**TASK TO CARRY OUT:**
Each line that holds the word "JSON" is to be identified and copied.

* * *

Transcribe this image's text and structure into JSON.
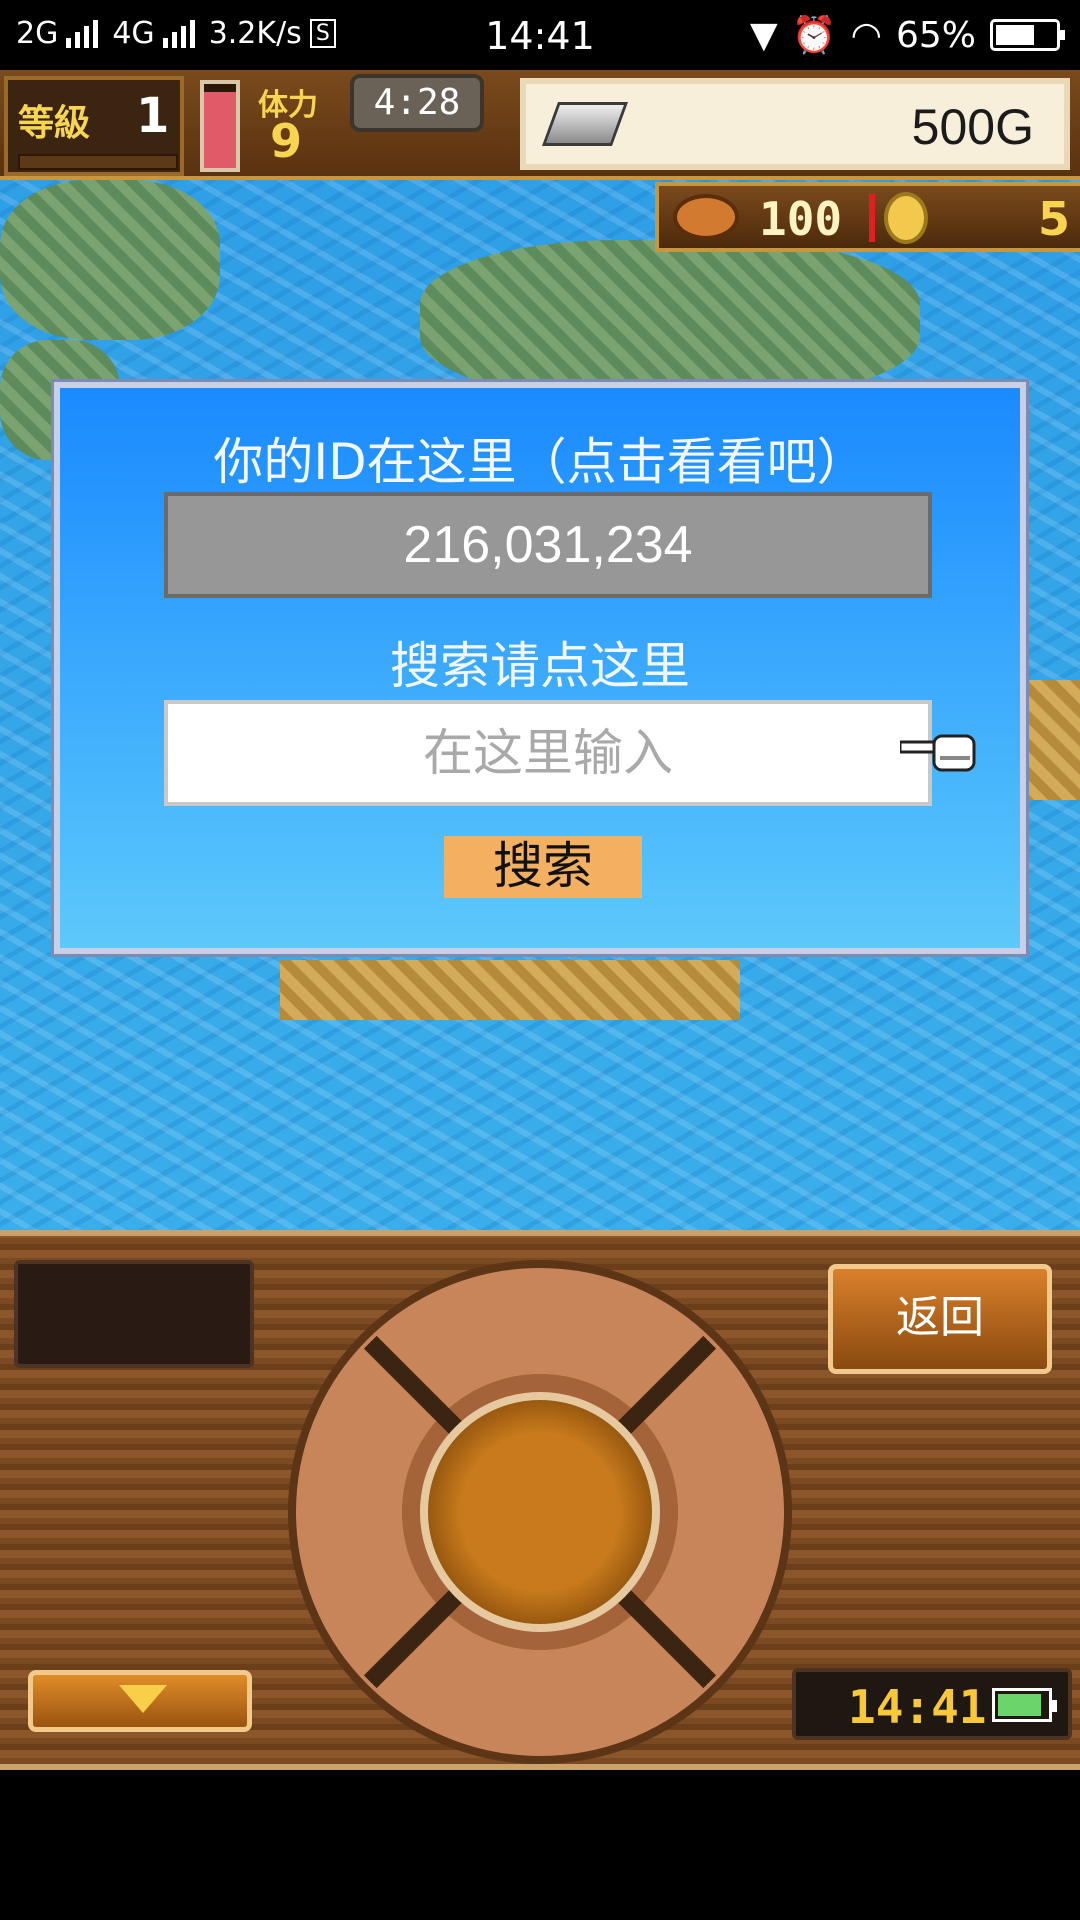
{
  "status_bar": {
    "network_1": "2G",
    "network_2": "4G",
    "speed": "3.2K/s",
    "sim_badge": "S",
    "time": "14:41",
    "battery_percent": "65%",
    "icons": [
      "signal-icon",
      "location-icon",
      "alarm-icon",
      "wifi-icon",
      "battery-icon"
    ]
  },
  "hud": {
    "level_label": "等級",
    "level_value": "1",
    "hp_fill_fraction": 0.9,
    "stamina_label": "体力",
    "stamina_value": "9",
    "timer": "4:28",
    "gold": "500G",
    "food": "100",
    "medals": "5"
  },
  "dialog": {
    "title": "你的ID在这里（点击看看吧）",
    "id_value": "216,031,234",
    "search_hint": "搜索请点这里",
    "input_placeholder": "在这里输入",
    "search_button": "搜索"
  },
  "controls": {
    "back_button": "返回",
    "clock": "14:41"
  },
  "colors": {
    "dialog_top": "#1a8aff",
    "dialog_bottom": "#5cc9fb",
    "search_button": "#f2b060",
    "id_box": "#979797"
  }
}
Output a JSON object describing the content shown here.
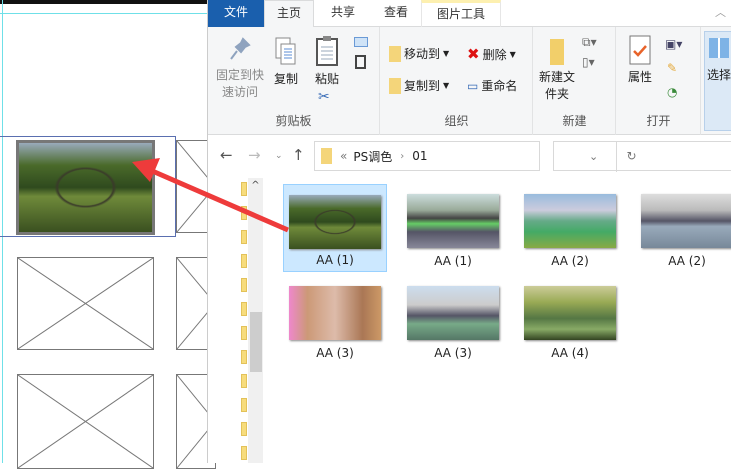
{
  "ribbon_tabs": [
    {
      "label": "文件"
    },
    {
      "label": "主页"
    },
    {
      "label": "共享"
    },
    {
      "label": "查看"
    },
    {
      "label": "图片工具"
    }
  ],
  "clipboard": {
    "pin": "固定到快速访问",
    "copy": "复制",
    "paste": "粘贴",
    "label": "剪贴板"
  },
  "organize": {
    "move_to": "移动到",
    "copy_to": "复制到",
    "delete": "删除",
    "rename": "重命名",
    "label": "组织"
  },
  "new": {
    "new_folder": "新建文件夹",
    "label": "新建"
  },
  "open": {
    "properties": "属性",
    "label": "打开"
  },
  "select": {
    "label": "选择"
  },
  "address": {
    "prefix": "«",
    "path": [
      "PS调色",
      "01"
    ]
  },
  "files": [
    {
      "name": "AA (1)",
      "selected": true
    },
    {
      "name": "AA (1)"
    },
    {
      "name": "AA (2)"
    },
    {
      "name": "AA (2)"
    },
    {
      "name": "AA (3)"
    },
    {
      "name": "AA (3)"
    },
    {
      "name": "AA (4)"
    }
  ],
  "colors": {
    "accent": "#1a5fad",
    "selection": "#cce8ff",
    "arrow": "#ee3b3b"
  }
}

* * *

**TASK OUTPUT:**
Transcribe this image's text and structure into JSON.
Output a JSON object describing the content shown here.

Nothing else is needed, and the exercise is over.